#### WORK INSTRUCTIONS:
[A] Rewrite the stretch of the Medicare drug-savings passage from "After the law" through "closed in 2020.", substituting "single" for "one-time".
[B] According to the Medicare drug-savings passage, what average amount did nearly 3.5 million people with Medicare save on their prescriptions in 2012?

#### EXTRACT:
Content starts

Today, we are announcing that thanks to the Affordable Care Act, more than 6.3 million seniors and people with disabilities on Medicare have saved more than $6.1 billion on prescription drugs since the health care law was enacted three years ago. This is the result of the law’s closing of the prescription coverage gap known as “the donut hole.”

Nearly 3.5 million people with Medicare saved an average of more than $706 each on their prescriptions in 2012.

In the case of Helen Rayon of Pennsylvania, the savings on her medications is enough to help her contribute to the education of her grandson. She says: “I take seven different medications. Getting the donut hole closed … gives me a little more money in my pocket.”

David Lutz, a community pharmacist from Hummelstown, PA, described his elderly customers, “splitting pills, taking doses every other day, missing doses, stretching their medications.”  But he says this has begun to change with the savings resulting from the Affordable Care Act, and that’s good for their health as well as their budgets.

After the law was passed, the Affordable Care Act provided a one-time $250 check for people with Medicare who reached the Part D prescription drug coverage gap in 2010. Since then, individuals in the donut hole have continued to receive savings on prescription drugs. In 2013 individuals in the donut hole are saving over 50% off of the cost of branded drugs. The savings on both brand name and generic drugs will continue to increase until the coverage gap is closed in 2020.

Content ends

#### THE DATA:
Content starts

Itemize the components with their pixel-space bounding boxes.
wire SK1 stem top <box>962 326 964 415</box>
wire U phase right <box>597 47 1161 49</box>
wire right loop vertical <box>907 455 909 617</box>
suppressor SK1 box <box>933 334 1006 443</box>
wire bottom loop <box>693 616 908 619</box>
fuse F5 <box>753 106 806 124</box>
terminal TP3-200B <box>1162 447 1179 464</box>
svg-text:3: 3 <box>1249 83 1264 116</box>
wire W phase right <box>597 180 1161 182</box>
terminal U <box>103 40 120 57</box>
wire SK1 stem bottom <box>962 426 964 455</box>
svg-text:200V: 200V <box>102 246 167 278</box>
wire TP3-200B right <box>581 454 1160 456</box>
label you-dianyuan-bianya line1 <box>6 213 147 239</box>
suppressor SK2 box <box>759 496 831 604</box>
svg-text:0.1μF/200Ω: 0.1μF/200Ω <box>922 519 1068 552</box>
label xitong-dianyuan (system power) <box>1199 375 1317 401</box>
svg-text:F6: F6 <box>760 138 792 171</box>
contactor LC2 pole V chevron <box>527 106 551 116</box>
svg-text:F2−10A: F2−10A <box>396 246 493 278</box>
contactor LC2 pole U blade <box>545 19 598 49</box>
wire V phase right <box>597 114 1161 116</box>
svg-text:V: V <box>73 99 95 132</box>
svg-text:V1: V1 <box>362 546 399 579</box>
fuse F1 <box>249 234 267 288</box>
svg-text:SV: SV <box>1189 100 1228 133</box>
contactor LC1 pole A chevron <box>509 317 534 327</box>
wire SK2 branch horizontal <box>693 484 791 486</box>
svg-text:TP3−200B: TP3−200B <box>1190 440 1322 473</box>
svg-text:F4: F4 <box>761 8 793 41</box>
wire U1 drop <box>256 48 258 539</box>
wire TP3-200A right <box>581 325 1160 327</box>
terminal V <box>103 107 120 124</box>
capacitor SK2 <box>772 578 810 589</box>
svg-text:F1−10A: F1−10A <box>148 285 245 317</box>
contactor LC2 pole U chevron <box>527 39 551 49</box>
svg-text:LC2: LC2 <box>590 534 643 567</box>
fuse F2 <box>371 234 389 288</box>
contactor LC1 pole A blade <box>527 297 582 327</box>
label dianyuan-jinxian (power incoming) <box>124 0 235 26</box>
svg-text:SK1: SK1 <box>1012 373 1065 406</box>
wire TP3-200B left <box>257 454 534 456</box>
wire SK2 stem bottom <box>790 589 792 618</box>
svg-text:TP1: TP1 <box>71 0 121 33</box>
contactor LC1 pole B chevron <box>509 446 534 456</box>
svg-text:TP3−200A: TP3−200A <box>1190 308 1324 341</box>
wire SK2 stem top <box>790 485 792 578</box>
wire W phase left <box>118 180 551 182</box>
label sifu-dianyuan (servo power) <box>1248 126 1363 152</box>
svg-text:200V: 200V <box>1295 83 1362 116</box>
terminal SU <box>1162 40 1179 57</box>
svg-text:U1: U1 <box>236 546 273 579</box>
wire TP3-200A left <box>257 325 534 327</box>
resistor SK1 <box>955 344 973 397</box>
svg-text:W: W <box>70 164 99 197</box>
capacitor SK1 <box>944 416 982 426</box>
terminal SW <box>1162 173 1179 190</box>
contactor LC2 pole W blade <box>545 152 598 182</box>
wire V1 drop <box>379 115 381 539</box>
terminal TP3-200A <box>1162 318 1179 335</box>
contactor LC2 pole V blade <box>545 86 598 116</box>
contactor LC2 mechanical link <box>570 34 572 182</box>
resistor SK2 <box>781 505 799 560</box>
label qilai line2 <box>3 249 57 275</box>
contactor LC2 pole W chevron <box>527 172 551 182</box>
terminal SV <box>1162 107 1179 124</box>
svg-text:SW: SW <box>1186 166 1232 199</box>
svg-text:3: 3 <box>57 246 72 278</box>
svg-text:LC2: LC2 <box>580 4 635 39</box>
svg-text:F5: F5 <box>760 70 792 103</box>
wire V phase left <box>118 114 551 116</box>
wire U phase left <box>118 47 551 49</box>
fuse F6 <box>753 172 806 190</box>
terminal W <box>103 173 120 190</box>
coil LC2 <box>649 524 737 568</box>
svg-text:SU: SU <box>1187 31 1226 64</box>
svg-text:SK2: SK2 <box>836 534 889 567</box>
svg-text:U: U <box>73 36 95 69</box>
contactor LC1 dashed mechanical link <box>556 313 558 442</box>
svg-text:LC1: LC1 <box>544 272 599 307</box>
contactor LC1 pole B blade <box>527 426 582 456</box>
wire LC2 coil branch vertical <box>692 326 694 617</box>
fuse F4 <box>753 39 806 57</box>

Content ends

#### SOLUTION LIST:
[A]
After the law was passed, the Affordable Care Act provided a single $250 check for people with Medicare who reached the Part D prescription drug coverage gap in 2010. Since then, individuals in the donut hole have continued to receive savings on prescription drugs. In 2013 individuals in the donut hole are saving over 50% off of the cost of branded drugs. The savings on both brand name and generic drugs will continue to increase until the coverage gap is closed in 2020.

[B] More than $706 each.